Your objective :: Every line that holds the string "History" is to be identified and copied.

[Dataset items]
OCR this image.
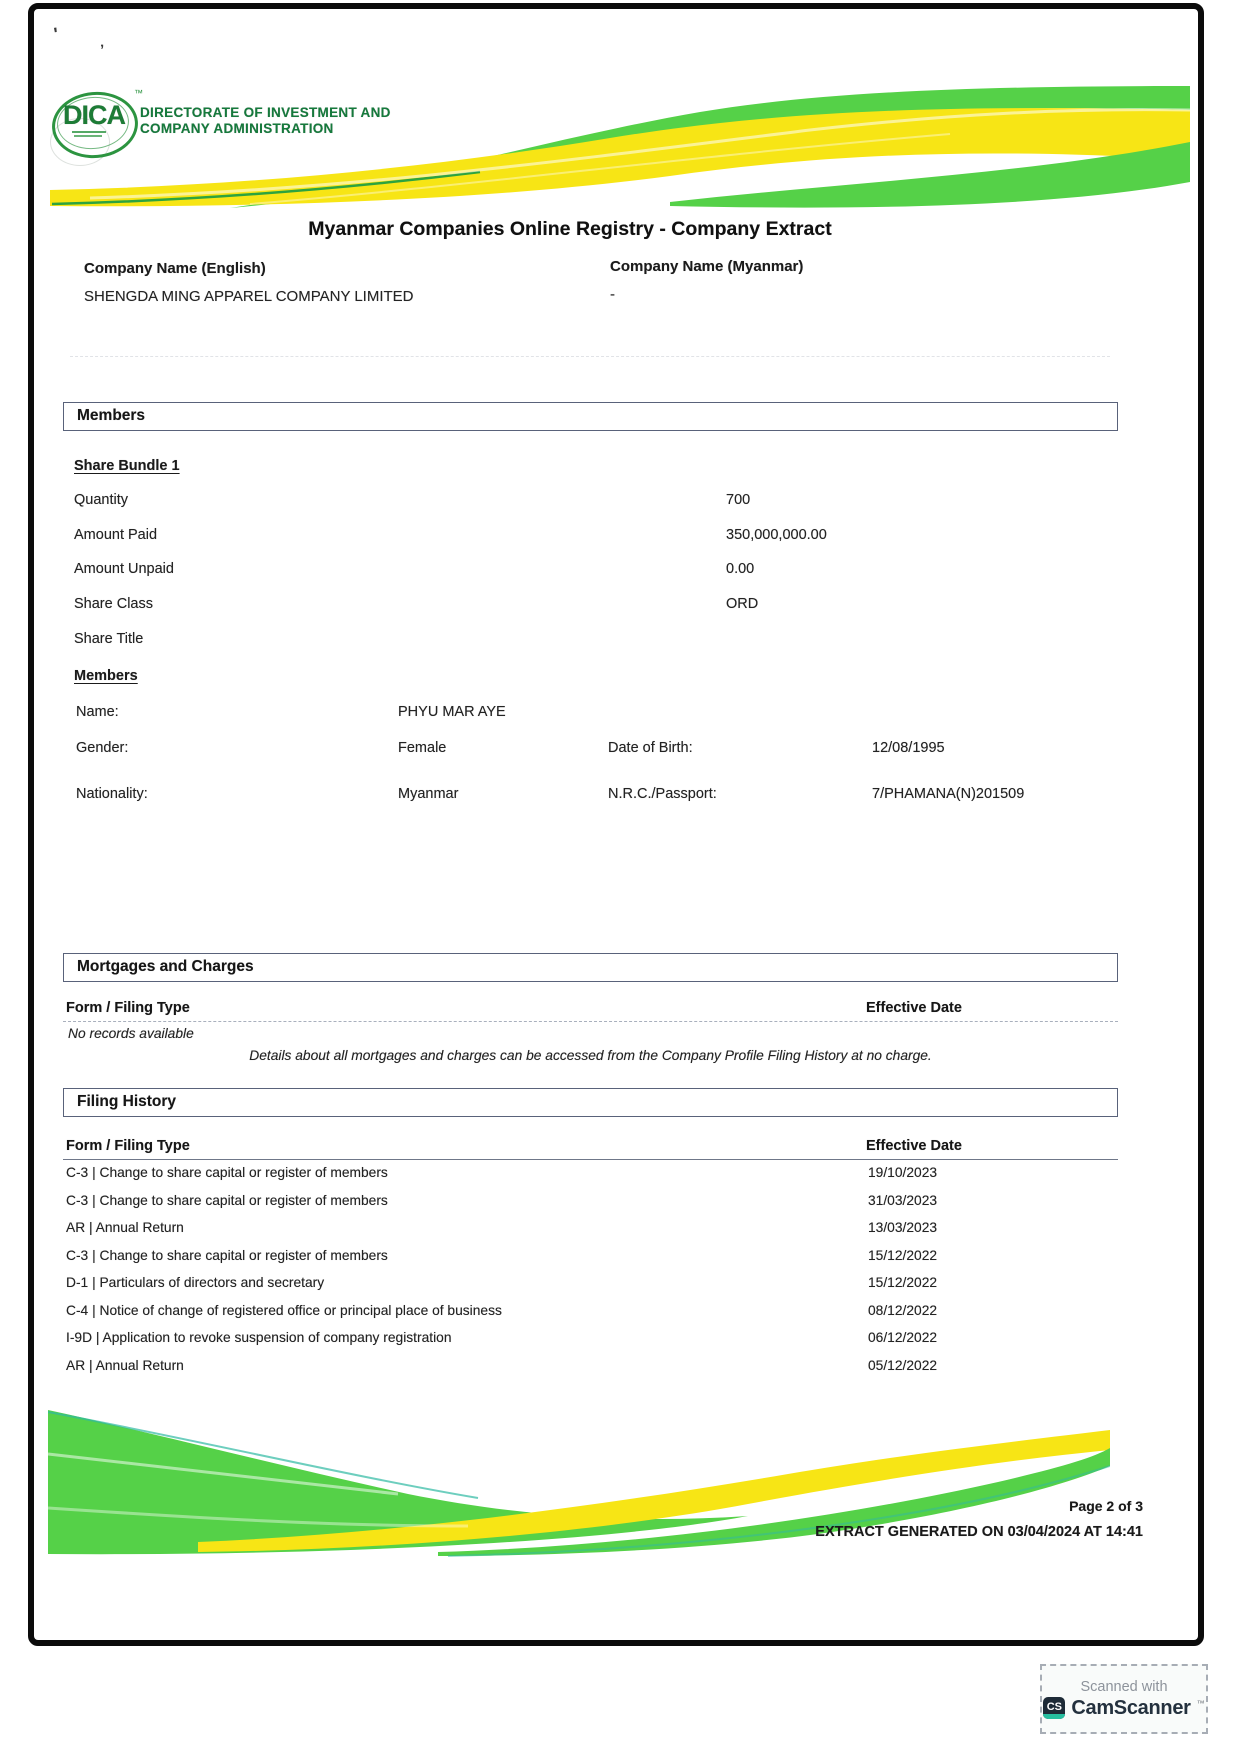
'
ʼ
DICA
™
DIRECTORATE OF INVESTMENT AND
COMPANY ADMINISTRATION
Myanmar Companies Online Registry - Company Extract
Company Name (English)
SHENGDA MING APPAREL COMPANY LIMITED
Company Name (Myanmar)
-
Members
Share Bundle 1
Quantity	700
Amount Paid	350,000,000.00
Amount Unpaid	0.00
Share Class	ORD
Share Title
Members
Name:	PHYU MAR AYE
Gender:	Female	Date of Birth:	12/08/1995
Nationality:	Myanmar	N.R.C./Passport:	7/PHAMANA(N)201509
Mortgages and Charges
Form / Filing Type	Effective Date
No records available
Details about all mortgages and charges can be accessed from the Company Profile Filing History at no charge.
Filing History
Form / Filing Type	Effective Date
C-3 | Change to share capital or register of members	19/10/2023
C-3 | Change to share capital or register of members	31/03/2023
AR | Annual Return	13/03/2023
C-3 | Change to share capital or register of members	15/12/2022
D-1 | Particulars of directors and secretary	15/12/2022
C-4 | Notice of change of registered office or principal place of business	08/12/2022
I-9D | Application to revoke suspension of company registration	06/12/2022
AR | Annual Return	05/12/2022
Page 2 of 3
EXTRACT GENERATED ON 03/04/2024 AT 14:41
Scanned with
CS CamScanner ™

...

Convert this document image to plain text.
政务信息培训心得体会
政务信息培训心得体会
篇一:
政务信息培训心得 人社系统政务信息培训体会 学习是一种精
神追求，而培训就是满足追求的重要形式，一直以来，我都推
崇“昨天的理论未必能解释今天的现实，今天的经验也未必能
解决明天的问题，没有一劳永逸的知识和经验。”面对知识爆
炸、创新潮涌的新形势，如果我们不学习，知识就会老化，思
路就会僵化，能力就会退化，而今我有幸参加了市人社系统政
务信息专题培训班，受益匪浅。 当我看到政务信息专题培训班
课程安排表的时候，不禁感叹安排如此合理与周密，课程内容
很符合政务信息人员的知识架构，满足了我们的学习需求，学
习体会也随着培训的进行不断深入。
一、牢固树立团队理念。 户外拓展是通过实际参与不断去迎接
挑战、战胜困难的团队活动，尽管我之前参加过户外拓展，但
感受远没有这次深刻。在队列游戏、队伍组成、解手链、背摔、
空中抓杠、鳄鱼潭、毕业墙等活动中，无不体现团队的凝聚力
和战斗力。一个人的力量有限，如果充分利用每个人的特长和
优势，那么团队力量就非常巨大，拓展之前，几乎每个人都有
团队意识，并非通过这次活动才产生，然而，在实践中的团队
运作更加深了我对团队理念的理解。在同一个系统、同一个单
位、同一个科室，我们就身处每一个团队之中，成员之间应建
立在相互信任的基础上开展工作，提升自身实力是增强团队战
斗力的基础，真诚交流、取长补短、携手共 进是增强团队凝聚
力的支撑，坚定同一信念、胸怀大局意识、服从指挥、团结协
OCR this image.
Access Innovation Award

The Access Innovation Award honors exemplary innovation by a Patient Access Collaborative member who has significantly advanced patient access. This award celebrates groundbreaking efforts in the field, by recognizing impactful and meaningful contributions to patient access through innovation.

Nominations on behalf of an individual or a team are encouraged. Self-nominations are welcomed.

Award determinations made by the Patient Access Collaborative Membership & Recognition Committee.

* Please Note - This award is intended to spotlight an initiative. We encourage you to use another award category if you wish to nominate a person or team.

Exercise response ::
Details about all mortgages and charges can be accessed from the Company Profile Filing History at no charge.
Filing History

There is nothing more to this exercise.